### WRITTEN INSTRUCTION
Type every record exactly as it appears.

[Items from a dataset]
— Start —
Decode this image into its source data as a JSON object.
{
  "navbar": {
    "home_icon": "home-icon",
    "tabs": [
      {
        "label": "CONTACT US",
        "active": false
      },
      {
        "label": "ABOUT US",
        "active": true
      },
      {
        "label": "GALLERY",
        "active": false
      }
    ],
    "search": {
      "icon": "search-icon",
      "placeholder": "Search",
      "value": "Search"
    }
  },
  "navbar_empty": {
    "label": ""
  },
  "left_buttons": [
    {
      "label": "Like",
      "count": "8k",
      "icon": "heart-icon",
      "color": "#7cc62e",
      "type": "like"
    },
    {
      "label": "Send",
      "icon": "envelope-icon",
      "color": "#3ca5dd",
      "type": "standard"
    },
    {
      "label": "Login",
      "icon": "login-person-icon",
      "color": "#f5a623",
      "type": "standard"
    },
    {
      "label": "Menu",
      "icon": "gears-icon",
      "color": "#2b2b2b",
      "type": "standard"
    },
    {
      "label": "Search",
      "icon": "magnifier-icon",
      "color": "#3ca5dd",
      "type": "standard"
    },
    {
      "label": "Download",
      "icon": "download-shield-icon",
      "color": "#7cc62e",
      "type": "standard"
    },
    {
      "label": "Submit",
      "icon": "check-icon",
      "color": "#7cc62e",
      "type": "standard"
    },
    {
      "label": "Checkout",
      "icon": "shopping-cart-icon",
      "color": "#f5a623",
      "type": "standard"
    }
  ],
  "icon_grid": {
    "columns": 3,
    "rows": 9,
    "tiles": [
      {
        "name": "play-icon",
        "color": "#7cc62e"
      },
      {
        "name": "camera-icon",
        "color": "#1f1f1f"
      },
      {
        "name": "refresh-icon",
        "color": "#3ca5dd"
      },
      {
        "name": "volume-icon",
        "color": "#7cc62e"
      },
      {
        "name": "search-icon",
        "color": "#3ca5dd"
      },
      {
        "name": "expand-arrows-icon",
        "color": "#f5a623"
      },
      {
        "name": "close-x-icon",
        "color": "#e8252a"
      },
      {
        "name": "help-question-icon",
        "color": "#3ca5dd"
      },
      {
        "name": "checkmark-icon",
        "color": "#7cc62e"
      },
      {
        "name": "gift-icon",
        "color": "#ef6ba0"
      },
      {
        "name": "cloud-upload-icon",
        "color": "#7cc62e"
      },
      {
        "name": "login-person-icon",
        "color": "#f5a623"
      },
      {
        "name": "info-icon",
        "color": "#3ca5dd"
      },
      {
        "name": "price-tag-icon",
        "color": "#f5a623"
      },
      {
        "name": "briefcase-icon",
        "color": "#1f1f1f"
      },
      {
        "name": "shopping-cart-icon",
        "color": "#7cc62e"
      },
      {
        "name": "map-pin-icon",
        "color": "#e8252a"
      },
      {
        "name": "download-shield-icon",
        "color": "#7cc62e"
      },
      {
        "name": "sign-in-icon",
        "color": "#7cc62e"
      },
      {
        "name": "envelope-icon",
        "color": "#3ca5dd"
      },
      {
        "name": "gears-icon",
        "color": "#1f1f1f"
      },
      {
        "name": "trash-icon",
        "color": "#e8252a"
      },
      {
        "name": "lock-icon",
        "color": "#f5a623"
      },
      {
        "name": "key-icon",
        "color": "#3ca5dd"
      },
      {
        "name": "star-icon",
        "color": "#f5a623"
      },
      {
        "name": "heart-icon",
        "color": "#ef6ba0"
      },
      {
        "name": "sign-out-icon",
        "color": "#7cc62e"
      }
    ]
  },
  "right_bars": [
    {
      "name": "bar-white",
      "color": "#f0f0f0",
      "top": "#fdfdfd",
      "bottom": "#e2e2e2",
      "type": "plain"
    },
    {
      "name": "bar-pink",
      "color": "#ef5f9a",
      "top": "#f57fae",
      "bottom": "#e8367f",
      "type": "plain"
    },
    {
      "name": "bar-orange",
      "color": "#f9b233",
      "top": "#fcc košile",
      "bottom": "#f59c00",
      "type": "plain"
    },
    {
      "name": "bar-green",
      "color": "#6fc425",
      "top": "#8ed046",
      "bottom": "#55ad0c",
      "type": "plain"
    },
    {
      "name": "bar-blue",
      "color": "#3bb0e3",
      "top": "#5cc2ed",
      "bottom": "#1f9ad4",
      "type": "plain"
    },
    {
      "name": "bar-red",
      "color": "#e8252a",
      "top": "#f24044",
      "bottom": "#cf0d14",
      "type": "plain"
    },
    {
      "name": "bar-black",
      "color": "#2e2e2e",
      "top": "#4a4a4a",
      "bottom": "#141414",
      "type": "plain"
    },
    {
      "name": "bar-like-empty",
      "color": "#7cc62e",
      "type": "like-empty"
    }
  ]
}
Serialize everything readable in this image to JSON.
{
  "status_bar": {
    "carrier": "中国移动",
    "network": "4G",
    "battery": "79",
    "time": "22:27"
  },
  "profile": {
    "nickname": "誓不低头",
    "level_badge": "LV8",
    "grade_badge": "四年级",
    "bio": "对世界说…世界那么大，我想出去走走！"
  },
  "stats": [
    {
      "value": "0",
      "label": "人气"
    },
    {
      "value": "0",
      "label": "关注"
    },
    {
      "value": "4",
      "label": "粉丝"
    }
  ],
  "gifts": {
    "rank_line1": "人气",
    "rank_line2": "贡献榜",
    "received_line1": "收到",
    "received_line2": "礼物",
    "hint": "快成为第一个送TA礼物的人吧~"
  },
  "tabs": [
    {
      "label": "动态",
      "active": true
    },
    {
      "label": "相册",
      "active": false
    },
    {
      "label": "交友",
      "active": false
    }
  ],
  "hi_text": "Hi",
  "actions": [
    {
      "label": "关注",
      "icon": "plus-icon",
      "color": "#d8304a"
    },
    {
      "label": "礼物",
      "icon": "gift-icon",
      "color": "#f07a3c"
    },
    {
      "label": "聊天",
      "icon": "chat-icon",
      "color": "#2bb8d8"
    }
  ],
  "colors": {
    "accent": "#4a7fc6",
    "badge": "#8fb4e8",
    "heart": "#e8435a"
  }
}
— End —
### EXPECTED ANSWER
Decode this image into its source data as a JSON object.
{
  "navbar": {
    "home_icon": "home-icon",
    "tabs": [
      {
        "label": "CONTACT US",
        "active": false
      },
      {
        "label": "ABOUT US",
        "active": true
      },
      {
        "label": "GALLERY",
        "active": false
      }
    ],
    "search": {
      "icon": "search-icon",
      "placeholder": "Search",
      "value": "Search"
    }
  },
  "navbar_empty": {
    "label": ""
  },
  "left_buttons": [
    {
      "label": "Like",
      "count": "8k",
      "icon": "heart-icon",
      "color": "#7cc62e",
      "type": "like"
    },
    {
      "label": "Send",
      "icon": "envelope-icon",
      "color": "#3ca5dd",
      "type": "standard"
    },
    {
      "label": "Login",
      "icon": "login-person-icon",
      "color": "#f5a623",
      "type": "standard"
    },
    {
      "label": "Menu",
      "icon": "gears-icon",
      "color": "#2b2b2b",
      "type": "standard"
    },
    {
      "label": "Search",
      "icon": "magnifier-icon",
      "color": "#3ca5dd",
      "type": "standard"
    },
    {
      "label": "Download",
      "icon": "download-shield-icon",
      "color": "#7cc62e",
      "type": "standard"
    },
    {
      "label": "Submit",
      "icon": "check-icon",
      "color": "#7cc62e",
      "type": "standard"
    },
    {
      "label": "Checkout",
      "icon": "shopping-cart-icon",
      "color": "#f5a623",
      "type": "standard"
    }
  ],
  "icon_grid": {
    "columns": 3,
    "rows": 9,
    "tiles": [
      {
        "name": "play-icon",
        "color": "#7cc62e"
      },
      {
        "name": "camera-icon",
        "color": "#1f1f1f"
      },
      {
        "name": "refresh-icon",
        "color": "#3ca5dd"
      },
      {
        "name": "volume-icon",
        "color": "#7cc62e"
      },
      {
        "name": "search-icon",
        "color": "#3ca5dd"
      },
      {
        "name": "expand-arrows-icon",
        "color": "#f5a623"
      },
      {
        "name": "close-x-icon",
        "color": "#e8252a"
      },
      {
        "name": "help-question-icon",
        "color": "#3ca5dd"
      },
      {
        "name": "checkmark-icon",
        "color": "#7cc62e"
      },
      {
        "name": "gift-icon",
        "color": "#ef6ba0"
      },
      {
        "name": "cloud-upload-icon",
        "color": "#7cc62e"
      },
      {
        "name": "login-person-icon",
        "color": "#f5a623"
      },
      {
        "name": "info-icon",
        "color": "#3ca5dd"
      },
      {
        "name": "price-tag-icon",
        "color": "#f5a623"
      },
      {
        "name": "briefcase-icon",
        "color": "#1f1f1f"
      },
      {
        "name": "shopping-cart-icon",
        "color": "#7cc62e"
      },
      {
        "name": "map-pin-icon",
        "color": "#e8252a"
      },
      {
        "name": "download-shield-icon",
        "color": "#7cc62e"
      },
      {
        "name": "sign-in-icon",
        "color": "#7cc62e"
      },
      {
        "name": "envelope-icon",
        "color": "#3ca5dd"
      },
      {
        "name": "gears-icon",
        "color": "#1f1f1f"
      },
      {
        "name": "trash-icon",
        "color": "#e8252a"
      },
      {
        "name": "lock-icon",
        "color": "#f5a623"
      },
      {
        "name": "key-icon",
        "color": "#3ca5dd"
      },
      {
        "name": "star-icon",
        "color": "#f5a623"
      },
      {
        "name": "heart-icon",
        "color": "#ef6ba0"
      },
      {
        "name": "sign-out-icon",
        "color": "#7cc62e"
      }
    ]
  },
  "right_bars": [
    {
      "name": "bar-white",
      "color": "#f0f0f0",
      "top": "#fdfdfd",
      "bottom": "#e2e2e2",
      "type": "plain"
    },
    {
      "name": "bar-pink",
      "color": "#ef5f9a",
      "top": "#f57fae",
      "bottom": "#e8367f",
      "type": "plain"
    },
    {
      "name": "bar-orange",
      "color": "#f9b233",
      "top": "#fcc košile",
      "bottom": "#f59c00",
      "type": "plain"
    },
    {
      "name": "bar-green",
      "color": "#6fc425",
      "top": "#8ed046",
      "bottom": "#55ad0c",
      "type": "plain"
    },
    {
      "name": "bar-blue",
      "color": "#3bb0e3",
      "top": "#5cc2ed",
      "bottom": "#1f9ad4",
      "type": "plain"
    },
    {
      "name": "bar-red",
      "color": "#e8252a",
      "top": "#f24044",
      "bottom": "#cf0d14",
      "type": "plain"
    },
    {
      "name": "bar-black",
      "color": "#2e2e2e",
      "top": "#4a4a4a",
      "bottom": "#141414",
      "type": "plain"
    },
    {
      "name": "bar-like-empty",
      "color": "#7cc62e",
      "type": "like-empty"
    }
  ]
}
Serialize everything readable in this image to JSON.
{
  "status_bar": {
    "carrier": "中国移动",
    "network": "4G",
    "battery": "79",
    "time": "22:27"
  },
  "profile": {
    "nickname": "誓不低头",
    "level_badge": "LV8",
    "grade_badge": "四年级",
    "bio": "对世界说…世界那么大，我想出去走走！"
  },
  "stats": [
    {
      "value": "0",
      "label": "人气"
    },
    {
      "value": "0",
      "label": "关注"
    },
    {
      "value": "4",
      "label": "粉丝"
    }
  ],
  "gifts": {
    "rank_line1": "人气",
    "rank_line2": "贡献榜",
    "received_line1": "收到",
    "received_line2": "礼物",
    "hint": "快成为第一个送TA礼物的人吧~"
  },
  "tabs": [
    {
      "label": "动态",
      "active": true
    },
    {
      "label": "相册",
      "active": false
    },
    {
      "label": "交友",
      "active": false
    }
  ],
  "hi_text": "Hi",
  "actions": [
    {
      "label": "关注",
      "icon": "plus-icon",
      "color": "#d8304a"
    },
    {
      "label": "礼物",
      "icon": "gift-icon",
      "color": "#f07a3c"
    },
    {
      "label": "聊天",
      "icon": "chat-icon",
      "color": "#2bb8d8"
    }
  ],
  "colors": {
    "accent": "#4a7fc6",
    "badge": "#8fb4e8",
    "heart": "#e8435a"
  }
}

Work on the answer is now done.